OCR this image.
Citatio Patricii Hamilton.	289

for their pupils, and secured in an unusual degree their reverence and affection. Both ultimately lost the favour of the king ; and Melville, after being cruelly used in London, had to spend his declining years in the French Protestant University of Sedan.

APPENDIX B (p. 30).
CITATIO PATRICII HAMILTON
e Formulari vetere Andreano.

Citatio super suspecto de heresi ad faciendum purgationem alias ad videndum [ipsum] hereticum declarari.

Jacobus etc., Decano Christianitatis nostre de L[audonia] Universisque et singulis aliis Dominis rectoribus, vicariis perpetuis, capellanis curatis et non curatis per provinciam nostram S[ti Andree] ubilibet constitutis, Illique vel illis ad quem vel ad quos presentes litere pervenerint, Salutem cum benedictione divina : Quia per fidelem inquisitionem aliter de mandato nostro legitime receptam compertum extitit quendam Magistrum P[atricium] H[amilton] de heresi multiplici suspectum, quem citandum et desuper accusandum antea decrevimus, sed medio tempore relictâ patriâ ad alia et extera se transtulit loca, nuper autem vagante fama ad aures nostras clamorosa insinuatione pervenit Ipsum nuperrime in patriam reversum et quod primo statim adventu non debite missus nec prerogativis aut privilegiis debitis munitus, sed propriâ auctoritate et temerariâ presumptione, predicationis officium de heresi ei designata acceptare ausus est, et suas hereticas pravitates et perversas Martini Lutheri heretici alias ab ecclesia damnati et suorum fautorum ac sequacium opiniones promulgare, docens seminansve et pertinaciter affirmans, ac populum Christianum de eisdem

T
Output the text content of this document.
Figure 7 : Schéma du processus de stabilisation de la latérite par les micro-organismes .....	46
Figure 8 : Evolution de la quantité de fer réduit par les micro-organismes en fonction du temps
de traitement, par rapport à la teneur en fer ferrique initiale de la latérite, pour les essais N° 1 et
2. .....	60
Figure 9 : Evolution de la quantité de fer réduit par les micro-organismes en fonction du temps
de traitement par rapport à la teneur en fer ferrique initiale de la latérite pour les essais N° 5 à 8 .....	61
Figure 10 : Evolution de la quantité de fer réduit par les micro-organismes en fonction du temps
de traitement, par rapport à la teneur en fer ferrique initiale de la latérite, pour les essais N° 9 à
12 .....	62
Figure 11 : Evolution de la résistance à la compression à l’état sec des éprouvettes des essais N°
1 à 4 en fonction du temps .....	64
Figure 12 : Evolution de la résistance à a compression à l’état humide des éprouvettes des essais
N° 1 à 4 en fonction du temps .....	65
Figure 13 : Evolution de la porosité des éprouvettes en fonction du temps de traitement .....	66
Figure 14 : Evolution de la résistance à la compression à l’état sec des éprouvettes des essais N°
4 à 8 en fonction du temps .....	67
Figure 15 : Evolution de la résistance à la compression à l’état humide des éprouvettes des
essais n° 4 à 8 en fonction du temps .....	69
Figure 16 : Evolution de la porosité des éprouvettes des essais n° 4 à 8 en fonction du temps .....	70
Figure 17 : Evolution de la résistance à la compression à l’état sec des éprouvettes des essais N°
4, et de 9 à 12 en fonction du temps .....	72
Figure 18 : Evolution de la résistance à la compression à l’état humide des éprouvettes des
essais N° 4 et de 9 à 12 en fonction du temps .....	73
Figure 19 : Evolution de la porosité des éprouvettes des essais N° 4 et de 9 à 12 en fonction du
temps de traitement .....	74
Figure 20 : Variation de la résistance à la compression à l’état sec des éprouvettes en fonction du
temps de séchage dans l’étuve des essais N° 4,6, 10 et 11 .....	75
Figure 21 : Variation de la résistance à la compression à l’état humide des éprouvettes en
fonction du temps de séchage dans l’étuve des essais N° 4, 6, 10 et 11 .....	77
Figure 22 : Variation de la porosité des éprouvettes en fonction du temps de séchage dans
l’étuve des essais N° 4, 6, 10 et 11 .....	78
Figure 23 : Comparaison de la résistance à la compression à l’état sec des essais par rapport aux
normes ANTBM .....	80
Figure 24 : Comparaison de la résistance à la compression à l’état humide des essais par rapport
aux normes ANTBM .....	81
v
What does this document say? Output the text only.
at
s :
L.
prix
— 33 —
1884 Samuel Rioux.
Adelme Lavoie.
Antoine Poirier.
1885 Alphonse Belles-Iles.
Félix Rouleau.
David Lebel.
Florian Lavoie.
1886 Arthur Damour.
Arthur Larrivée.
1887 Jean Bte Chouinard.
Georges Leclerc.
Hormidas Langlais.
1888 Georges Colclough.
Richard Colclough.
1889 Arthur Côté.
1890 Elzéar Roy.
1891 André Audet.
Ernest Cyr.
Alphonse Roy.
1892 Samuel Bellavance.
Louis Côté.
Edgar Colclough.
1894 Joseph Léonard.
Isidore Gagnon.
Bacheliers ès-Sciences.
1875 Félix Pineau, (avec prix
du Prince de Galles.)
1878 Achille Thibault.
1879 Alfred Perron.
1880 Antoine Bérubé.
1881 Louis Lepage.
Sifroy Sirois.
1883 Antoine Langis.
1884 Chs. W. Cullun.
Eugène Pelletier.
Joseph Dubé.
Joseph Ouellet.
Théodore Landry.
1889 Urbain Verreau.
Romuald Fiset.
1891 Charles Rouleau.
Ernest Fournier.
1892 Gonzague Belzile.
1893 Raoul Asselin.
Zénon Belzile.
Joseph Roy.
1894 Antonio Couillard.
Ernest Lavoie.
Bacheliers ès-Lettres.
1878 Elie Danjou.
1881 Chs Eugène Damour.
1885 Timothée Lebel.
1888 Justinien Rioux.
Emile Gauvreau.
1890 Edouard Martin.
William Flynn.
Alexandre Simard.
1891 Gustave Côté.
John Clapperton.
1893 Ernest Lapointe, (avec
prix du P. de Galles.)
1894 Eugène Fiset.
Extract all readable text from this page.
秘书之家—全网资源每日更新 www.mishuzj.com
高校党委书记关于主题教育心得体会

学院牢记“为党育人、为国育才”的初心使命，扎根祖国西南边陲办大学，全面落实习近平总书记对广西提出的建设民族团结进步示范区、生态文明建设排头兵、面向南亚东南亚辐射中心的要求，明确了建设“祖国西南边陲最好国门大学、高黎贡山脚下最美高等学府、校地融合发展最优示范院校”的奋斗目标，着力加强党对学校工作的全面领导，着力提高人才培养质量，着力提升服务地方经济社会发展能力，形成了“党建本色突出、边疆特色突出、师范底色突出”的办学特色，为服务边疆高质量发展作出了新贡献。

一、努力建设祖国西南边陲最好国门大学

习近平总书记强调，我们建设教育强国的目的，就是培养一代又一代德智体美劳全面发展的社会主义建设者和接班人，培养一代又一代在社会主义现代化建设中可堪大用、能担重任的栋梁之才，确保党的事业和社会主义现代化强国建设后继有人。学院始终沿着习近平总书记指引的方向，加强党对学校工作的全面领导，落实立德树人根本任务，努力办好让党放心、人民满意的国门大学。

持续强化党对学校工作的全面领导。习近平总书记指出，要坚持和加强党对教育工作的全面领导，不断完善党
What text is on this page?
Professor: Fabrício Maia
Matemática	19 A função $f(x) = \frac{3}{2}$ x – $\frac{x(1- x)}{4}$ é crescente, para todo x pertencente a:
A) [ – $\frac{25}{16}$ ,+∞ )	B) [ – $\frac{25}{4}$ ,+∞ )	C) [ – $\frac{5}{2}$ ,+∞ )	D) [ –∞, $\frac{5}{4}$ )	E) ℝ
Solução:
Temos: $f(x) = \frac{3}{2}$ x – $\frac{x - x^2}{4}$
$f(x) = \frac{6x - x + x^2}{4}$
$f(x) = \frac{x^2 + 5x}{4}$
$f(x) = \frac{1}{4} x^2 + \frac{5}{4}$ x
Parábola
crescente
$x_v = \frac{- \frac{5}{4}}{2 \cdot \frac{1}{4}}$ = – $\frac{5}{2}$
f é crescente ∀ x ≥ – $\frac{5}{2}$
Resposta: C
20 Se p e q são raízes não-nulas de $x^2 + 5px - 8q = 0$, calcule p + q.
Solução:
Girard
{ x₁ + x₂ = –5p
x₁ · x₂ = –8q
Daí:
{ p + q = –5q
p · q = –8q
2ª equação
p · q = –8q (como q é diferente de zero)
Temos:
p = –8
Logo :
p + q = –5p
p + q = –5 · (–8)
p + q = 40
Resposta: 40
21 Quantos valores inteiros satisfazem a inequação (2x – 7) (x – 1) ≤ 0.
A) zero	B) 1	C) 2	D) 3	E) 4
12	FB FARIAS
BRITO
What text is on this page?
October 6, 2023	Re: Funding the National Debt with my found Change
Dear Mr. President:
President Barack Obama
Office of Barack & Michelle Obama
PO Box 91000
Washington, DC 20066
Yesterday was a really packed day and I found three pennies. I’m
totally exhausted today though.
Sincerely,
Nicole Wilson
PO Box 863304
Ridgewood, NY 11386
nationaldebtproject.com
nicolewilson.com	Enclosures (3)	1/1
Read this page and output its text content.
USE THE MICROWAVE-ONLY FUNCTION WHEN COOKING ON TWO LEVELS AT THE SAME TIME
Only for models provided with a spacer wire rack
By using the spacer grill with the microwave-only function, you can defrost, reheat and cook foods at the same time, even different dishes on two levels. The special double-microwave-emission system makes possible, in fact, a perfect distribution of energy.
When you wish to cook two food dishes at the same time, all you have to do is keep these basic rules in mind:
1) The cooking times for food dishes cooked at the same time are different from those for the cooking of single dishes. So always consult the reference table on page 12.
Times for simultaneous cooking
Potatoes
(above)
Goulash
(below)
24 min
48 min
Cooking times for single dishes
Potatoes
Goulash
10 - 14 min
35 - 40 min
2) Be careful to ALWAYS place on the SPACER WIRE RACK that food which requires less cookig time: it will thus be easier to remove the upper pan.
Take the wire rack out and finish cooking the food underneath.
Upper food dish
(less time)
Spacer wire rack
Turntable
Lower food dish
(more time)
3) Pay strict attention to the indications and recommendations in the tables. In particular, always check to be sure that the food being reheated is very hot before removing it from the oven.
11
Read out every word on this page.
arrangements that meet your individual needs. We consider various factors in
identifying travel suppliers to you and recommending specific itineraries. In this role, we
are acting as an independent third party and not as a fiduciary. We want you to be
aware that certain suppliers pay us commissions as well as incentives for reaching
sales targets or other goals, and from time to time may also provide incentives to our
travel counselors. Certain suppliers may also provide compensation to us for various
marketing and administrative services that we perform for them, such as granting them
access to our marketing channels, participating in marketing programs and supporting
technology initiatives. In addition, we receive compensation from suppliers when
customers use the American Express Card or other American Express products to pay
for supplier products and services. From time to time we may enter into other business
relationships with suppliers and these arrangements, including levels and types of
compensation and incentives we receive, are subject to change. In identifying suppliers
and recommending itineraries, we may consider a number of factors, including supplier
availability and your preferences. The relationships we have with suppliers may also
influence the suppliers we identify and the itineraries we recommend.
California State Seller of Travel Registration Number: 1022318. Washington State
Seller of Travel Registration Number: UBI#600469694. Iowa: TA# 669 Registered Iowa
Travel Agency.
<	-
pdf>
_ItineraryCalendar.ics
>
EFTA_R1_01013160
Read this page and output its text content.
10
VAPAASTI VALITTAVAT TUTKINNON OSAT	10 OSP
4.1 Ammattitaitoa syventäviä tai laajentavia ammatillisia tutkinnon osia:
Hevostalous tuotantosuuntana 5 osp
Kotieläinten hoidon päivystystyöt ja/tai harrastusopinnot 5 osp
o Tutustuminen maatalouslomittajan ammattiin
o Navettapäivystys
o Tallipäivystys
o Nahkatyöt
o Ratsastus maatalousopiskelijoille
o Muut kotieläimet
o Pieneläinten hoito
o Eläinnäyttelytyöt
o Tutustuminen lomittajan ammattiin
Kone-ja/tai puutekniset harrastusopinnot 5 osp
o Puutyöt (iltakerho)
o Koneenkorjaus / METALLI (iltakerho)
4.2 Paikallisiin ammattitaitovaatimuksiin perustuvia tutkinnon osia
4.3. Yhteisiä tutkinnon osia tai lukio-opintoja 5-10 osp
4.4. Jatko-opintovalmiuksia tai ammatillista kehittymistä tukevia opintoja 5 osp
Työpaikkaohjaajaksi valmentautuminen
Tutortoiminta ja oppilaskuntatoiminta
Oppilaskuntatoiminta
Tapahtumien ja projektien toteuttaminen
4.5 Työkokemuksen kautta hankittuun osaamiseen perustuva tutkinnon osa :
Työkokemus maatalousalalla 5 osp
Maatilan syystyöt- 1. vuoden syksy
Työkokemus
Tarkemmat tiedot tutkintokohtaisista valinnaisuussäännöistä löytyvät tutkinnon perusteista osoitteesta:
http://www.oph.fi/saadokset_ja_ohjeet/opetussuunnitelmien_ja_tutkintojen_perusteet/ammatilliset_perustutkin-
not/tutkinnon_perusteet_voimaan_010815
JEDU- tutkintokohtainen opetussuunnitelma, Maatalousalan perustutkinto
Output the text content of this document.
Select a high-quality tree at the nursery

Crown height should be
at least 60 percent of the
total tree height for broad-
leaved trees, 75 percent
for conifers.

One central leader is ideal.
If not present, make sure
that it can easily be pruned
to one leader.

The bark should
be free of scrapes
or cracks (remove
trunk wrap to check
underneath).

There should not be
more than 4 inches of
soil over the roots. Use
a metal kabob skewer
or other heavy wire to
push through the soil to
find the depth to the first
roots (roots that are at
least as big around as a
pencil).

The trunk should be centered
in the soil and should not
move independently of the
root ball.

──────────

Filter the records above for "Seller" and copy every matching line.

**Written solution:**
California State Seller of Travel Registration Number: 1022318. Washington State
Seller of Travel Registration Number: UBI#600469694. Iowa: TA# 669 Registered Iowa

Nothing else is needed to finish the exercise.